### Directive
Going through the material below, please gather all lines with the word "name" in them.

-=-=-=-=-

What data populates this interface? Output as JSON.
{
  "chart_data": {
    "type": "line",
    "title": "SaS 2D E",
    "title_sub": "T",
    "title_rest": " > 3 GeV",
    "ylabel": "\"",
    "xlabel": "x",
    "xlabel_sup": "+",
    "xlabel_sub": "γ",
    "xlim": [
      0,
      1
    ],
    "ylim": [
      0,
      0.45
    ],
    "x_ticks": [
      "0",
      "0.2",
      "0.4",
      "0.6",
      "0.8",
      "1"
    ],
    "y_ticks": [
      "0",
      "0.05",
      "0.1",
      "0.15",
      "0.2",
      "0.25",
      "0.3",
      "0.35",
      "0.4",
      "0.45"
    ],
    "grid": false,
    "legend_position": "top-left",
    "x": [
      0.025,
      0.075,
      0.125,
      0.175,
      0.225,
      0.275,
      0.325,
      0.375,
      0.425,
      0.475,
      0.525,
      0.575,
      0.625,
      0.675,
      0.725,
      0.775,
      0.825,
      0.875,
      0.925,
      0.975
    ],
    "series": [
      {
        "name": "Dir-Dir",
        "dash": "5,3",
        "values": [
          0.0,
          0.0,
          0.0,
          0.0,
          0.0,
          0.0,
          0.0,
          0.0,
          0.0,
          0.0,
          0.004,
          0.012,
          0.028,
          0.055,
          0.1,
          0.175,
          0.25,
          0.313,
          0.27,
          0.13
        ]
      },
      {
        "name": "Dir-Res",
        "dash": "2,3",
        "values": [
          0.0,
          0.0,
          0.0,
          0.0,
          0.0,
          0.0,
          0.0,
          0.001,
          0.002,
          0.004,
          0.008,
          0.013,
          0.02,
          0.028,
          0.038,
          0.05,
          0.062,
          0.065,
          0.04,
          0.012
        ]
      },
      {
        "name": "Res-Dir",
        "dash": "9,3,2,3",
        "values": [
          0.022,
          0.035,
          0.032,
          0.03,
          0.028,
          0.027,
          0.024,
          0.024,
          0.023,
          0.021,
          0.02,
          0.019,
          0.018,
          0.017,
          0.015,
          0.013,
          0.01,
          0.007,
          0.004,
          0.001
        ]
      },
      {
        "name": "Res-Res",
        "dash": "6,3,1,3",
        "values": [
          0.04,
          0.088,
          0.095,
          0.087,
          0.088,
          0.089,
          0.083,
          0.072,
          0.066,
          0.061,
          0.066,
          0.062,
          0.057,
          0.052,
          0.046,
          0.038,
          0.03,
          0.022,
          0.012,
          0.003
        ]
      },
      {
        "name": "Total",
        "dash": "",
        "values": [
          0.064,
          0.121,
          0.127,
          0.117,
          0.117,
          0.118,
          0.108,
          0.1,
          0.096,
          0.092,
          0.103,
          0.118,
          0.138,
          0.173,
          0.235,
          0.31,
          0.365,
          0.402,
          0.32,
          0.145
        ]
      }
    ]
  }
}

-=-=-=-=-

### Result for this exercise
        "name": "Dir-Dir",
        "name": "Dir-Res",
        "name": "Res-Dir",
        "name": "Res-Res",
        "name": "Total",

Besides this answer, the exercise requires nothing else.